====== DATA SECTION ======

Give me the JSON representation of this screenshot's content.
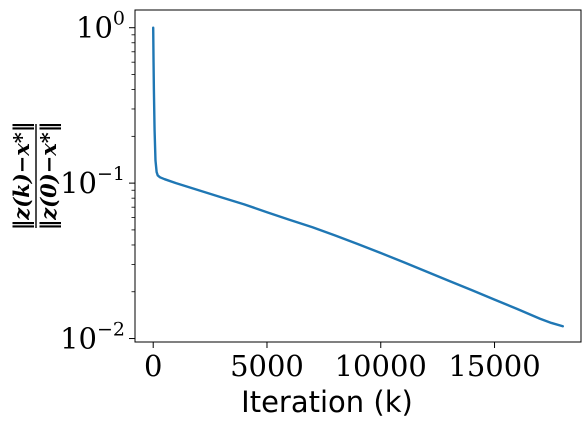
{
  "chart_data": {
    "type": "line",
    "title": "",
    "xlabel": "Iteration (k)",
    "ylabel": "‖z(k)−x*‖ / ‖z(0)−x*‖",
    "ylabel_numerator": "‖z(k)−x*‖",
    "ylabel_denominator": "‖z(0)−x*‖",
    "xlim": [
      -800,
      18800
    ],
    "ylim": [
      0.0095,
      1.3
    ],
    "yscale": "log",
    "grid": false,
    "x_ticks": [
      0,
      5000,
      10000,
      15000
    ],
    "x_tick_labels": [
      "0",
      "5000",
      "10000",
      "15000"
    ],
    "y_major_ticks": [
      0.01,
      0.1,
      1
    ],
    "y_tick_labels": [
      {
        "base": "10",
        "exp": "−2"
      },
      {
        "base": "10",
        "exp": "−1"
      },
      {
        "base": "10",
        "exp": "0"
      }
    ],
    "series": [
      {
        "color": "#1f77b4",
        "x": [
          0,
          15,
          30,
          60,
          100,
          150,
          200,
          300,
          500,
          1000,
          2000,
          3000,
          4000,
          5000,
          6000,
          7000,
          8000,
          9000,
          10000,
          11000,
          12000,
          13000,
          14000,
          15000,
          16000,
          17000,
          17500,
          18000
        ],
        "y": [
          1.0,
          0.6,
          0.4,
          0.22,
          0.14,
          0.118,
          0.112,
          0.109,
          0.106,
          0.1,
          0.09,
          0.081,
          0.073,
          0.065,
          0.058,
          0.052,
          0.046,
          0.0405,
          0.0355,
          0.031,
          0.027,
          0.0235,
          0.0205,
          0.0178,
          0.0155,
          0.0134,
          0.0126,
          0.012
        ]
      }
    ]
  }
}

======

TASK INSTRUCTIONS: Each entry shown above must be quoted exactly, with its pictures left out.

SOLUTION TO THE PROBLEM:
Give me the JSON representation of this screenshot's content.
{
  "chart_data": {
    "type": "line",
    "title": "",
    "xlabel": "Iteration (k)",
    "ylabel": "‖z(k)−x*‖ / ‖z(0)−x*‖",
    "ylabel_numerator": "‖z(k)−x*‖",
    "ylabel_denominator": "‖z(0)−x*‖",
    "xlim": [
      -800,
      18800
    ],
    "ylim": [
      0.0095,
      1.3
    ],
    "yscale": "log",
    "grid": false,
    "x_ticks": [
      0,
      5000,
      10000,
      15000
    ],
    "x_tick_labels": [
      "0",
      "5000",
      "10000",
      "15000"
    ],
    "y_major_ticks": [
      0.01,
      0.1,
      1
    ],
    "y_tick_labels": [
      {
        "base": "10",
        "exp": "−2"
      },
      {
        "base": "10",
        "exp": "−1"
      },
      {
        "base": "10",
        "exp": "0"
      }
    ],
    "series": [
      {
        "color": "#1f77b4",
        "x": [
          0,
          15,
          30,
          60,
          100,
          150,
          200,
          300,
          500,
          1000,
          2000,
          3000,
          4000,
          5000,
          6000,
          7000,
          8000,
          9000,
          10000,
          11000,
          12000,
          13000,
          14000,
          15000,
          16000,
          17000,
          17500,
          18000
        ],
        "y": [
          1.0,
          0.6,
          0.4,
          0.22,
          0.14,
          0.118,
          0.112,
          0.109,
          0.106,
          0.1,
          0.09,
          0.081,
          0.073,
          0.065,
          0.058,
          0.052,
          0.046,
          0.0405,
          0.0355,
          0.031,
          0.027,
          0.0235,
          0.0205,
          0.0178,
          0.0155,
          0.0134,
          0.0126,
          0.012
        ]
      }
    ]
  }
}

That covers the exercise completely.